# Work to do:
Please output the records below in full, exactly as given, but without the images.

# Given records:

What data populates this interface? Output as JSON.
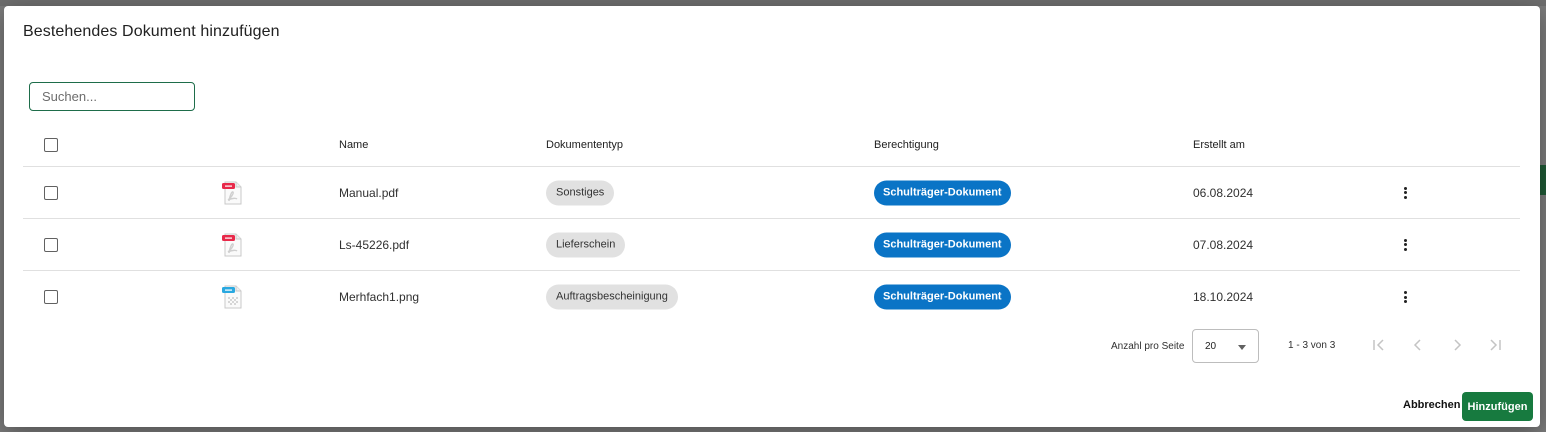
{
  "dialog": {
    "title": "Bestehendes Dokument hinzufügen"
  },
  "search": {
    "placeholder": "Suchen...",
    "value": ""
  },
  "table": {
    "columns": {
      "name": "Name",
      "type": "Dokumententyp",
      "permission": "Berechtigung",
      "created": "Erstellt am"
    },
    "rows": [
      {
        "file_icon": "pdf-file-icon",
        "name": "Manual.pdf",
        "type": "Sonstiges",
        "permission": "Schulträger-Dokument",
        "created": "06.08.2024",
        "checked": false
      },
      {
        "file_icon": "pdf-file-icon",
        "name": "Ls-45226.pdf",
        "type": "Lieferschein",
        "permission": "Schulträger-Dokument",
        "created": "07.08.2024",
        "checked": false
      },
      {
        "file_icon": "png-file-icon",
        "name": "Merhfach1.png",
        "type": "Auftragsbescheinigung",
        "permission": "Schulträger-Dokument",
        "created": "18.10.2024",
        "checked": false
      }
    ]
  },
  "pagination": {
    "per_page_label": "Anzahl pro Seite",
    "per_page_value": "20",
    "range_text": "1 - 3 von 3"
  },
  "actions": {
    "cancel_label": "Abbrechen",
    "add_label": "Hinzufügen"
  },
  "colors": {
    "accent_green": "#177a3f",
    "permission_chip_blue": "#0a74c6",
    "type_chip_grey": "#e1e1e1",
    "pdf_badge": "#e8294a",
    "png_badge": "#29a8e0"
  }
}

# Output of the task:
What data populates this interface? Output as JSON.
{
  "dialog": {
    "title": "Bestehendes Dokument hinzufügen"
  },
  "search": {
    "placeholder": "Suchen...",
    "value": ""
  },
  "table": {
    "columns": {
      "name": "Name",
      "type": "Dokumententyp",
      "permission": "Berechtigung",
      "created": "Erstellt am"
    },
    "rows": [
      {
        "file_icon": "pdf-file-icon",
        "name": "Manual.pdf",
        "type": "Sonstiges",
        "permission": "Schulträger-Dokument",
        "created": "06.08.2024",
        "checked": false
      },
      {
        "file_icon": "pdf-file-icon",
        "name": "Ls-45226.pdf",
        "type": "Lieferschein",
        "permission": "Schulträger-Dokument",
        "created": "07.08.2024",
        "checked": false
      },
      {
        "file_icon": "png-file-icon",
        "name": "Merhfach1.png",
        "type": "Auftragsbescheinigung",
        "permission": "Schulträger-Dokument",
        "created": "18.10.2024",
        "checked": false
      }
    ]
  },
  "pagination": {
    "per_page_label": "Anzahl pro Seite",
    "per_page_value": "20",
    "range_text": "1 - 3 von 3"
  },
  "actions": {
    "cancel_label": "Abbrechen",
    "add_label": "Hinzufügen"
  },
  "colors": {
    "accent_green": "#177a3f",
    "permission_chip_blue": "#0a74c6",
    "type_chip_grey": "#e1e1e1",
    "pdf_badge": "#e8294a",
    "png_badge": "#29a8e0"
  }
}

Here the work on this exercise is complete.